Van welke twee vormen van controle is er sprake?

A

1) formele controle: macht wordt uitgeoefend door formele structuren, regels en structuren die gedrag bijsturen. Dit is de dominante vorm van controle bij een bureaucratie, waarin hiërarchie en regels aan de basis staan voor de organisatie en daarmee het gedrag van de werknemers reguleren.

2) informele controle: gaat over subtielere vormen van invloed, zoals gedeelde normen en waarden die door socialisatie binnen het bedrijf zijn geïnternaliseerd. Dit is gebaseerd op cultuur en de ongeschreven regels.

19
Q

Leg uit wat Max Weber’s kijk was op bureaucratie en leg uit welke drie soorten gezag er binnen een organisatie zou kunnen zijn.

A

Max Weber was van mening dat de bureaucratie het meest efficiënt was om een grote organisatie aan te sturen, vanwege het rationeel-legale systeem van autoriteit. Er waren drie soorten gezag die hi j hierbij ontwikkelde:

1) Traditioneel gezag –> gebaseerd op sociale gewoonte of erfenis. Macht wordt doorgegeven op basis van bijvoorbeeld erfopvolging of sociale status.

| Gegevens |
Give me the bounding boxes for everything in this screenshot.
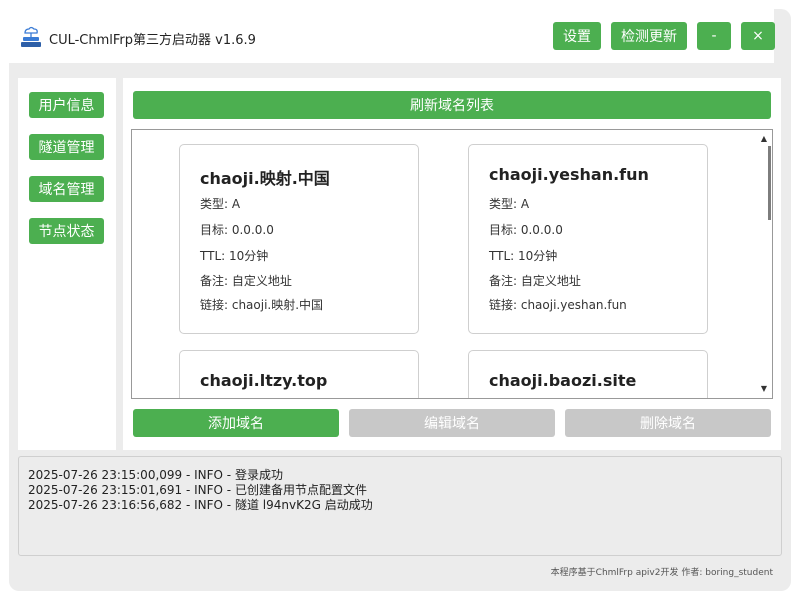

| Opdrachten bij oefening |
1. Geef alle begrippen die in het tekstblok een nummer tussen haakjes hebben gekregen.
2. Vertaal deze zin uit het tekstblok in het Engels: "Macht wordt doorgegeven op basis van bijvoorbeeld erfopvolging of sociale status."

| Uitwerking per opdracht |
1. formele controle, informele controle, traditioneel gezag

2. Power is passed on on the basis of, for example, hereditary succession or social status.